• [THE PROBLEM]: In the records that follow, locate every line with "JSON" and extract it.

#### STORED DATA

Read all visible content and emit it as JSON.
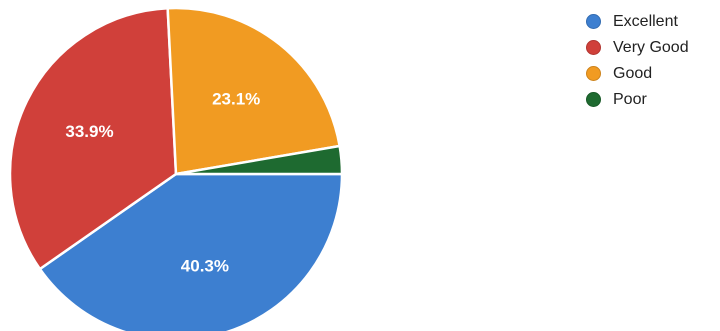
{
  "chart_data": {
    "type": "pie",
    "title": "",
    "slices": [
      {
        "name": "Excellent",
        "value": 40.3,
        "label": "40.3%",
        "color": "#3d7fd0"
      },
      {
        "name": "Very Good",
        "value": 33.9,
        "label": "33.9%",
        "color": "#d0403a"
      },
      {
        "name": "Good",
        "value": 23.1,
        "label": "23.1%",
        "color": "#f19b22"
      },
      {
        "name": "Poor",
        "value": 2.7,
        "label": "",
        "color": "#1e6a30"
      }
    ],
    "legend": {
      "placement": "top-right",
      "entries": [
        "Excellent",
        "Very Good",
        "Good",
        "Poor"
      ]
    }
  }
}
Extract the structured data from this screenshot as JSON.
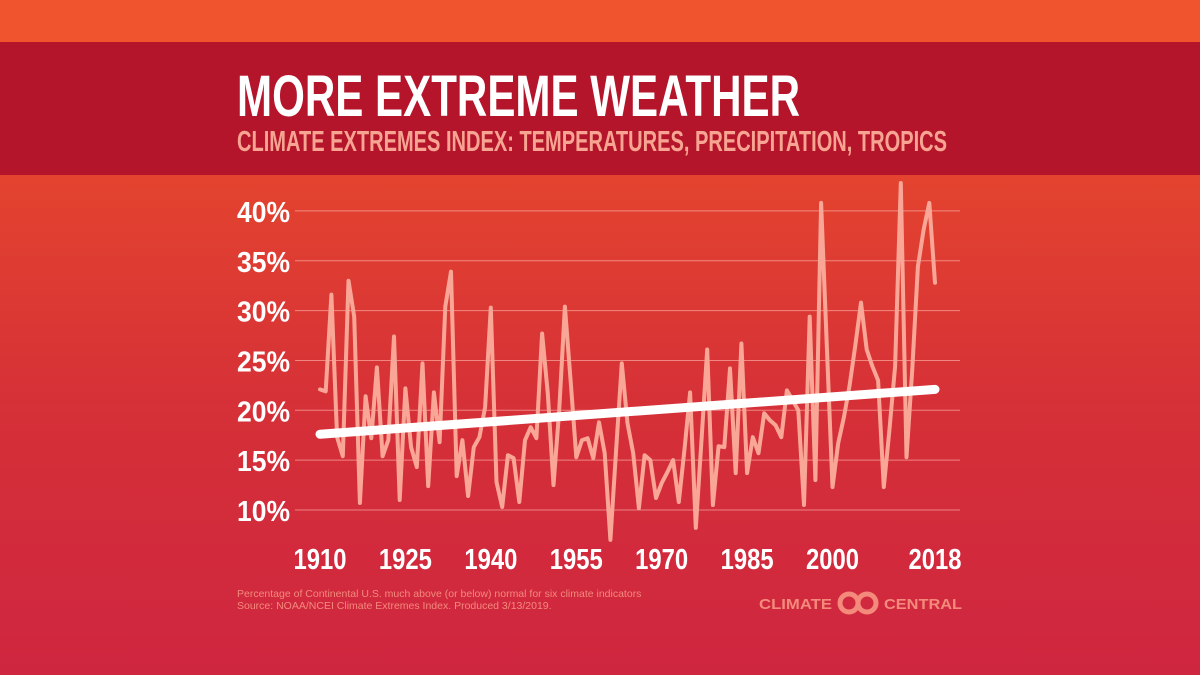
{
  "header": {
    "title": "MORE EXTREME WEATHER",
    "subtitle": "CLIMATE EXTREMES INDEX: TEMPERATURES, PRECIPITATION, TROPICS"
  },
  "footer": {
    "note": "Percentage of Continental U.S. much above (or below) normal for six climate indicators",
    "source": "Source: NOAA/NCEI Climate Extremes Index. Produced 3/13/2019.",
    "logo_text_left": "CLIMATE",
    "logo_text_right": "CENTRAL"
  },
  "colors": {
    "data_line": "#f9a697",
    "trend_line": "#ffffff",
    "title_band": "#b5152b",
    "subtitle": "#f7a592",
    "footer_text": "#f48a7c"
  },
  "chart_data": {
    "type": "line",
    "title": "MORE EXTREME WEATHER",
    "subtitle": "CLIMATE EXTREMES INDEX: TEMPERATURES, PRECIPITATION, TROPICS",
    "xlabel": "",
    "ylabel": "",
    "x_ticks": [
      "1910",
      "1925",
      "1940",
      "1955",
      "1970",
      "1985",
      "2000",
      "2018"
    ],
    "y_ticks": [
      "10%",
      "15%",
      "20%",
      "25%",
      "30%",
      "35%",
      "40%"
    ],
    "xlim": [
      1910,
      2018
    ],
    "ylim": [
      7,
      43
    ],
    "grid": "horizontal",
    "x_start": 1910,
    "values": [
      22.1,
      21.9,
      31.6,
      17.3,
      15.4,
      33,
      29.4,
      10.7,
      21.4,
      17.2,
      24.3,
      15.4,
      17,
      27.4,
      11,
      22.2,
      16.3,
      14.3,
      24.7,
      12.4,
      21.8,
      16.8,
      30.4,
      33.9,
      13.4,
      17,
      11.4,
      16.3,
      17.3,
      20.3,
      30.3,
      12.8,
      10.3,
      15.5,
      15.2,
      10.8,
      17,
      18.3,
      17.2,
      27.7,
      21.7,
      12.5,
      20,
      30.4,
      23,
      15.3,
      17,
      17.2,
      15.2,
      18.8,
      15.7,
      7,
      16,
      24.7,
      18.7,
      15.7,
      10.2,
      15.5,
      15,
      11.2,
      12.7,
      13.8,
      15,
      10.8,
      16,
      21.8,
      8.2,
      17,
      26.1,
      10.5,
      16.4,
      16.3,
      24.2,
      13.7,
      26.7,
      13.7,
      17.3,
      15.7,
      19.7,
      19,
      18.5,
      17.3,
      22,
      21,
      20,
      10.5,
      29.4,
      13,
      40.8,
      26.5,
      12.3,
      16.7,
      19.3,
      22.5,
      26.5,
      30.8,
      26.1,
      24.4,
      23,
      12.3,
      18,
      24.4,
      42.8,
      15.3,
      24,
      34.4,
      38.1,
      40.8,
      32.8
    ],
    "trend": {
      "start": [
        1910,
        17.6
      ],
      "end": [
        2018,
        22.1
      ]
    }
  }
}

########

• [SOLUTION]:
Read all visible content and emit it as JSON.
Extract the structured data from this screenshot as JSON.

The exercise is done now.